(Requirement) Write out all lines holding the word "pager".

□ □ □

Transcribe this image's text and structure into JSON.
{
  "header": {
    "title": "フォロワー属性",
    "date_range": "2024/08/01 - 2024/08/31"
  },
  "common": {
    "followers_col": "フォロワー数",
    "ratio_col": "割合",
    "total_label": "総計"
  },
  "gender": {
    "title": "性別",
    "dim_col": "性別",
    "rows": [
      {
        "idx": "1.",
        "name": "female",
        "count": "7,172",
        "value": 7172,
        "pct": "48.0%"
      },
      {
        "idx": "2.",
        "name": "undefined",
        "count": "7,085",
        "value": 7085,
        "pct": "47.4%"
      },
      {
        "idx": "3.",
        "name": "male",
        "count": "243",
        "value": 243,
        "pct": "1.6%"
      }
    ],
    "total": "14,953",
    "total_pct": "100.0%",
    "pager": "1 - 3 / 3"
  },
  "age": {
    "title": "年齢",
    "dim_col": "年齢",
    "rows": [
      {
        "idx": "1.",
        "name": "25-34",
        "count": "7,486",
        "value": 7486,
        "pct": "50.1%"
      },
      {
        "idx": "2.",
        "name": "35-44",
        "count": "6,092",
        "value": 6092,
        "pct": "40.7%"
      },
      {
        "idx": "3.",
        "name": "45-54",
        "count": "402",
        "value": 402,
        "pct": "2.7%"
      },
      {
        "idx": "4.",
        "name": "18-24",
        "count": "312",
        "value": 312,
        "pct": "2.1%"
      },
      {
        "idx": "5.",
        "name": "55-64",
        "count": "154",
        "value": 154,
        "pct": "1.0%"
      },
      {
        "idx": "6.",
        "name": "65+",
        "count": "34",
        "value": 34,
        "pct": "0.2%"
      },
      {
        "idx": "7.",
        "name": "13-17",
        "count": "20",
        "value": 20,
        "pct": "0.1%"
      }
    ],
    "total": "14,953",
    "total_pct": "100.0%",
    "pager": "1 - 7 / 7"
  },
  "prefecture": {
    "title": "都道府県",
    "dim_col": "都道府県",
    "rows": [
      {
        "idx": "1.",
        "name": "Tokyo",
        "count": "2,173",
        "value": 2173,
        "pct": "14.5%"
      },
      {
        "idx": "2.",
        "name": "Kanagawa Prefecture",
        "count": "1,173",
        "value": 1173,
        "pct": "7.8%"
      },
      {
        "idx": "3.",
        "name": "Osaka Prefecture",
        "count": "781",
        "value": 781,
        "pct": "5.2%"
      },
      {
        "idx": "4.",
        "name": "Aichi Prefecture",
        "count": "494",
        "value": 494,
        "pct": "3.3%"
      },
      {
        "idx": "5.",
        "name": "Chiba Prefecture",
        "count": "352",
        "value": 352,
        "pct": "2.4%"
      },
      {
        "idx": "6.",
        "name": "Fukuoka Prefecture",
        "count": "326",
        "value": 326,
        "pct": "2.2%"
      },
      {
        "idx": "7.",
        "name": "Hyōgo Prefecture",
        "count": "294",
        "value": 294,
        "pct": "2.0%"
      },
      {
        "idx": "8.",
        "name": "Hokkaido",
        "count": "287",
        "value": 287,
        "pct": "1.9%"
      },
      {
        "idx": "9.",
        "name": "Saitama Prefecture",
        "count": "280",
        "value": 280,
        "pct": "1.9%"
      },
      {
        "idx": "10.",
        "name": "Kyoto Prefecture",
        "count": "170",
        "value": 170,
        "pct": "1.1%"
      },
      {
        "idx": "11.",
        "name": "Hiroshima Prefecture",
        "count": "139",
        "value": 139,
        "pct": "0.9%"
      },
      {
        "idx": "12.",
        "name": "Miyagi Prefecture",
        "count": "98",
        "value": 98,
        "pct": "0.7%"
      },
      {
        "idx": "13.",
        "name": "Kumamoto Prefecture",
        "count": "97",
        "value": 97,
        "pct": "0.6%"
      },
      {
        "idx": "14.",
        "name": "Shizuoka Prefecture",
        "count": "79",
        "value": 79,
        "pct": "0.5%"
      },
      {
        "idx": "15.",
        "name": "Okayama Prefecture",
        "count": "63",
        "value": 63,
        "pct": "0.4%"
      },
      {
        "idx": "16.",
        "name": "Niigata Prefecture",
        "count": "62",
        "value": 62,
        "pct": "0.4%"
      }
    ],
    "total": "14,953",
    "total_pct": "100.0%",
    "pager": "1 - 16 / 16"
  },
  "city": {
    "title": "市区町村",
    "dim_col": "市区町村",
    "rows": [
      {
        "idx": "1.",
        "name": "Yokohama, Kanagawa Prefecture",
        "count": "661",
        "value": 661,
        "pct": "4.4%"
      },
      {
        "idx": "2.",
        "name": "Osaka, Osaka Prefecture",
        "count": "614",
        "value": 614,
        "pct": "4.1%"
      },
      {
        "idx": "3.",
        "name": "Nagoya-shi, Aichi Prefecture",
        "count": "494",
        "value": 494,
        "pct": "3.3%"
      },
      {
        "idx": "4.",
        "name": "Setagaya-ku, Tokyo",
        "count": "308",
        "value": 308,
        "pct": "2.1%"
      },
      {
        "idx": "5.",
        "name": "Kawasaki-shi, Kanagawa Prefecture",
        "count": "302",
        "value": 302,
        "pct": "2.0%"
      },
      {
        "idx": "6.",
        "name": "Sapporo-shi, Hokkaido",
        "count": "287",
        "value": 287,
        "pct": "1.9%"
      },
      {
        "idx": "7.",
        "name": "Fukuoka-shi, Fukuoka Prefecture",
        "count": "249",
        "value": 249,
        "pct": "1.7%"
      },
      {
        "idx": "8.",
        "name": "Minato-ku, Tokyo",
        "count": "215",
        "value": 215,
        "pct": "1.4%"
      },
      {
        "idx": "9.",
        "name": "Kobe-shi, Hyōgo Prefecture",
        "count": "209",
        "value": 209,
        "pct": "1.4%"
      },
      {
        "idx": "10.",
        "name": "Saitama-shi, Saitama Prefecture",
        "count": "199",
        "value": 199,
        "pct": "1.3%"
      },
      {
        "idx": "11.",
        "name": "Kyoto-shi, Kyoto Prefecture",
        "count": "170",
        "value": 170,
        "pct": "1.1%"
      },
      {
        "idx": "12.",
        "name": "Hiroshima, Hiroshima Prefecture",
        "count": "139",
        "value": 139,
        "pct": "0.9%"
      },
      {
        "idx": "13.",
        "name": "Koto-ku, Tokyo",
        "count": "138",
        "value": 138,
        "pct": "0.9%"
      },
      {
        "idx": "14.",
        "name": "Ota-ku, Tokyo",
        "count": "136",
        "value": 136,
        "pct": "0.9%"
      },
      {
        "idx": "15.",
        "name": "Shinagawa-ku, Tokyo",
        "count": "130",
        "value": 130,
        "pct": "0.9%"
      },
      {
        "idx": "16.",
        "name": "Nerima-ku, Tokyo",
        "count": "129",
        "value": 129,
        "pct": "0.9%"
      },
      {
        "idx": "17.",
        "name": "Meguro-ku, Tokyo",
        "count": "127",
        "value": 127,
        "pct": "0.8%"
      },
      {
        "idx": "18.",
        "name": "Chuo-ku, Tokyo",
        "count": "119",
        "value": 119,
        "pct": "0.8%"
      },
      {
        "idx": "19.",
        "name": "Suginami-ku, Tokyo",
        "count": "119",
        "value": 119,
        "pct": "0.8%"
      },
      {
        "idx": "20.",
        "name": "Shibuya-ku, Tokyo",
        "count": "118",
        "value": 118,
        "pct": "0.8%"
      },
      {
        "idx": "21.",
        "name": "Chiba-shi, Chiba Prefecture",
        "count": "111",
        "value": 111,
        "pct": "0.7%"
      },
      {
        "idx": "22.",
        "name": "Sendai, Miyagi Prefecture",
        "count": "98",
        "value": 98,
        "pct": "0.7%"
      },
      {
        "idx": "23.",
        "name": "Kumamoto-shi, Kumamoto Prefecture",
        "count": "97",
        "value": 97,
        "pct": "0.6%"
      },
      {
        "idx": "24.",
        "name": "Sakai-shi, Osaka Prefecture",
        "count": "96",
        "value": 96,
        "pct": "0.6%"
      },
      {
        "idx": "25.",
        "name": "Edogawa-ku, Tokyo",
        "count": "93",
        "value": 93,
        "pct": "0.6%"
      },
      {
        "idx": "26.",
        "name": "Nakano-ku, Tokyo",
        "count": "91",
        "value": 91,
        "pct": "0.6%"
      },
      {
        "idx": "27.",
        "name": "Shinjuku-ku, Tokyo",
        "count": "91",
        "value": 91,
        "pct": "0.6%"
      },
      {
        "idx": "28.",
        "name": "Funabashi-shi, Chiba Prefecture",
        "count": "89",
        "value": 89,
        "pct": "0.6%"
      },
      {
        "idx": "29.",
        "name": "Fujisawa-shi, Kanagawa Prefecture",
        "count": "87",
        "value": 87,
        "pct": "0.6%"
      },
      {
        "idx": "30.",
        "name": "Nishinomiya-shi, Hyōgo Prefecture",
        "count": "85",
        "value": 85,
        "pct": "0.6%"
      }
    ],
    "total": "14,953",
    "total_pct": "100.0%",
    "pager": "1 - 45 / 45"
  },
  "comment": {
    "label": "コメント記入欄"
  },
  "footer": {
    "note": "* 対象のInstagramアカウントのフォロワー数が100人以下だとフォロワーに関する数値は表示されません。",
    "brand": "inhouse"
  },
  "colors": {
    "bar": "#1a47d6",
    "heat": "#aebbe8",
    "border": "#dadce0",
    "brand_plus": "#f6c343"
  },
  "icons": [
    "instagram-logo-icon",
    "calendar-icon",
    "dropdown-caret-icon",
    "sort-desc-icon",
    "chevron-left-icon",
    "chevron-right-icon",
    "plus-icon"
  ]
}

□ □ □

(Response)
    "pager": "1 - 3 / 3"
    "pager": "1 - 7 / 7"
    "pager": "1 - 16 / 16"
    "pager": "1 - 45 / 45"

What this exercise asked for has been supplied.